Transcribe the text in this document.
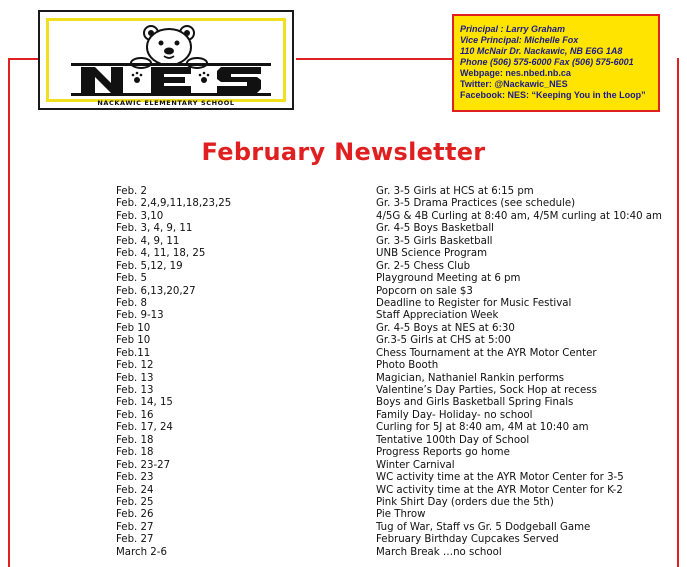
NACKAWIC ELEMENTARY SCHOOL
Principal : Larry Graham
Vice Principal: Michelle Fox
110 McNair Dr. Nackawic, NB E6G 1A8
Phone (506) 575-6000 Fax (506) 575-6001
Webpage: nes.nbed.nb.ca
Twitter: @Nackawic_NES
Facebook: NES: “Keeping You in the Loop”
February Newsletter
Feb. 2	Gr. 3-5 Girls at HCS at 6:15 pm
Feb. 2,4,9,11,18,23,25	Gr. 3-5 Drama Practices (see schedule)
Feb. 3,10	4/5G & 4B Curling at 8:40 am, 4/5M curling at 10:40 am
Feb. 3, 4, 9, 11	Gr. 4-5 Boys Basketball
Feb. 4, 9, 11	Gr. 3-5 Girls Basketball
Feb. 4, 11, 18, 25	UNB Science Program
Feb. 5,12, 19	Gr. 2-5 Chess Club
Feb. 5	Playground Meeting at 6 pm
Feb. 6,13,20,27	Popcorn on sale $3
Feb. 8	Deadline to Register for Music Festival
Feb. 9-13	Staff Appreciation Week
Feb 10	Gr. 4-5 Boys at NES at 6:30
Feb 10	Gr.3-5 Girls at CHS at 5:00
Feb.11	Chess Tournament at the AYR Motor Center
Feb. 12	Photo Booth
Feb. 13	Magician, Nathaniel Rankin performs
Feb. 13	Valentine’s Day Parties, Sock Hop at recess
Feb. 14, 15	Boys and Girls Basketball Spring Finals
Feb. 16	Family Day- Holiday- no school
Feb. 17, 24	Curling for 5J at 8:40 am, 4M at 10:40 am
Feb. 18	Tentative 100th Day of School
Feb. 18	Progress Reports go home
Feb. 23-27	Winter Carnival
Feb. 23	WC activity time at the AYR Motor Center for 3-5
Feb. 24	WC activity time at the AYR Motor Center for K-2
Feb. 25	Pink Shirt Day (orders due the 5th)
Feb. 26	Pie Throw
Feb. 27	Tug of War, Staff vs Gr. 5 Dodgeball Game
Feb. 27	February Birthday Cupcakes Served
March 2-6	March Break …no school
:::::
* [WORK INSTRUCTIONS] Make an exact copy of the whole listing, but don't bring over any pictures.

* [SOLUTION]
Transcribe the text in this document.
NACKAWIC ELEMENTARY SCHOOL
Principal : Larry Graham
Vice Principal: Michelle Fox
110 McNair Dr. Nackawic, NB E6G 1A8
Phone (506) 575-6000 Fax (506) 575-6001
Webpage: nes.nbed.nb.ca
Twitter: @Nackawic_NES
Facebook: NES: “Keeping You in the Loop”
February Newsletter
Feb. 2	Gr. 3-5 Girls at HCS at 6:15 pm
Feb. 2,4,9,11,18,23,25	Gr. 3-5 Drama Practices (see schedule)
Feb. 3,10	4/5G & 4B Curling at 8:40 am, 4/5M curling at 10:40 am
Feb. 3, 4, 9, 11	Gr. 4-5 Boys Basketball
Feb. 4, 9, 11	Gr. 3-5 Girls Basketball
Feb. 4, 11, 18, 25	UNB Science Program
Feb. 5,12, 19	Gr. 2-5 Chess Club
Feb. 5	Playground Meeting at 6 pm
Feb. 6,13,20,27	Popcorn on sale $3
Feb. 8	Deadline to Register for Music Festival
Feb. 9-13	Staff Appreciation Week
Feb 10	Gr. 4-5 Boys at NES at 6:30
Feb 10	Gr.3-5 Girls at CHS at 5:00
Feb.11	Chess Tournament at the AYR Motor Center
Feb. 12	Photo Booth
Feb. 13	Magician, Nathaniel Rankin performs
Feb. 13	Valentine’s Day Parties, Sock Hop at recess
Feb. 14, 15	Boys and Girls Basketball Spring Finals
Feb. 16	Family Day- Holiday- no school
Feb. 17, 24	Curling for 5J at 8:40 am, 4M at 10:40 am
Feb. 18	Tentative 100th Day of School
Feb. 18	Progress Reports go home
Feb. 23-27	Winter Carnival
Feb. 23	WC activity time at the AYR Motor Center for 3-5
Feb. 24	WC activity time at the AYR Motor Center for K-2
Feb. 25	Pink Shirt Day (orders due the 5th)
Feb. 26	Pie Throw
Feb. 27	Tug of War, Staff vs Gr. 5 Dodgeball Game
Feb. 27	February Birthday Cupcakes Served
March 2-6	March Break …no school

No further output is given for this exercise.